**What this task involves**
Locate every line in the records below that holds the word "document" and return each one.

**Dataset content**
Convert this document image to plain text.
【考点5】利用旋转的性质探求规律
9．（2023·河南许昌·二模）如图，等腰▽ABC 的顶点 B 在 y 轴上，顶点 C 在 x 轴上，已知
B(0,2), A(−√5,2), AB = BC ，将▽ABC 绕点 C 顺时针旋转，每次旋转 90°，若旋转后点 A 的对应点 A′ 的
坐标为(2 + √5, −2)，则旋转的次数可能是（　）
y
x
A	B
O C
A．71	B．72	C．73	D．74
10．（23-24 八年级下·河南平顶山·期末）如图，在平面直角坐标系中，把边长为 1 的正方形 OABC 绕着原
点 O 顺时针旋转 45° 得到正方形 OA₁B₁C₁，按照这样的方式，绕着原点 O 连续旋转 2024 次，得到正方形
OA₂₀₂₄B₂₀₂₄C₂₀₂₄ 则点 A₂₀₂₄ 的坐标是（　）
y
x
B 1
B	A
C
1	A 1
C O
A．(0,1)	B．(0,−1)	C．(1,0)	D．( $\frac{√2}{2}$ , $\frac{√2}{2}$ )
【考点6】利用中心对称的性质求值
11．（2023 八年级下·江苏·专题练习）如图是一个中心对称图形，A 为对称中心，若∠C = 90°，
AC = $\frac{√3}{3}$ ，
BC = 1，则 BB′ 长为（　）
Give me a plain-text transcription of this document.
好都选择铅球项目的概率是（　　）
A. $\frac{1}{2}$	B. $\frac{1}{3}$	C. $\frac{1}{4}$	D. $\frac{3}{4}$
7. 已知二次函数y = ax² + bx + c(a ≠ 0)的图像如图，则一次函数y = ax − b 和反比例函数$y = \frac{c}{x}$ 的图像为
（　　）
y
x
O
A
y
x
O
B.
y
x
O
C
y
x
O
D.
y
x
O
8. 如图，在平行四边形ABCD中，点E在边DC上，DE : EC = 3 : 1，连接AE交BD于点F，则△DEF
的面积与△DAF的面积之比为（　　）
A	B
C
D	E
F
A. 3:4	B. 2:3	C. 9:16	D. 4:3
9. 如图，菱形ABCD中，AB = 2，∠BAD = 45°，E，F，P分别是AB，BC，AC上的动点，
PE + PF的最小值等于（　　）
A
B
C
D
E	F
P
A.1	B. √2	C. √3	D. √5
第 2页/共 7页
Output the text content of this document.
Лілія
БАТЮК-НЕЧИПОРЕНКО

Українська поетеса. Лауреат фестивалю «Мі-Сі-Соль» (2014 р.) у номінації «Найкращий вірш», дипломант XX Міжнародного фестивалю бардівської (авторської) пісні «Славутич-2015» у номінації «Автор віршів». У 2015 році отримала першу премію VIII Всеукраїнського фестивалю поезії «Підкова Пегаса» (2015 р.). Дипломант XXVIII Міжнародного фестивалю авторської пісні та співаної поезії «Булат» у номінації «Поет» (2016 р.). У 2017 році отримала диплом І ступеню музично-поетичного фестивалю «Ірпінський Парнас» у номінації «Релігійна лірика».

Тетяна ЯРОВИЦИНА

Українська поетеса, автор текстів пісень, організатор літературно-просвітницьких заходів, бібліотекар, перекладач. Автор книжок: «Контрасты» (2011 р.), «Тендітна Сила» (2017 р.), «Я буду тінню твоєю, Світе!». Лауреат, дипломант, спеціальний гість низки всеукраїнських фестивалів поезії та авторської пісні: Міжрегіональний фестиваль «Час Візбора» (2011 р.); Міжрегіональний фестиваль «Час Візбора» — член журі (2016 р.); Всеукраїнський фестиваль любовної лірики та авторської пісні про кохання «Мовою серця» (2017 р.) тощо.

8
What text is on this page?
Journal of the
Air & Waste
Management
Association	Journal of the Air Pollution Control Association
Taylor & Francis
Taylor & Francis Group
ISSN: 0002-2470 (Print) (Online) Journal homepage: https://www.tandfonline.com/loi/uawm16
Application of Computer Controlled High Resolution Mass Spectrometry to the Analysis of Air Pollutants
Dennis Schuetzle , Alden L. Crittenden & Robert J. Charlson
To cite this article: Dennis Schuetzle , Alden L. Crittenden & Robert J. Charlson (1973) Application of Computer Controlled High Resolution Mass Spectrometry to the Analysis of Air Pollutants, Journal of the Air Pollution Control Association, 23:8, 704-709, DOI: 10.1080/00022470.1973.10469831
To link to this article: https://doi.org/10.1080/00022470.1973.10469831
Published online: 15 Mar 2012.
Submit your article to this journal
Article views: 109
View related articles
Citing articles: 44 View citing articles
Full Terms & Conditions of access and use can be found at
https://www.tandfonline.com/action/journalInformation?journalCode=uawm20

**Reply**
Convert this document image to plain text.
Give me a plain-text transcription of this document.
Output the text content of this document.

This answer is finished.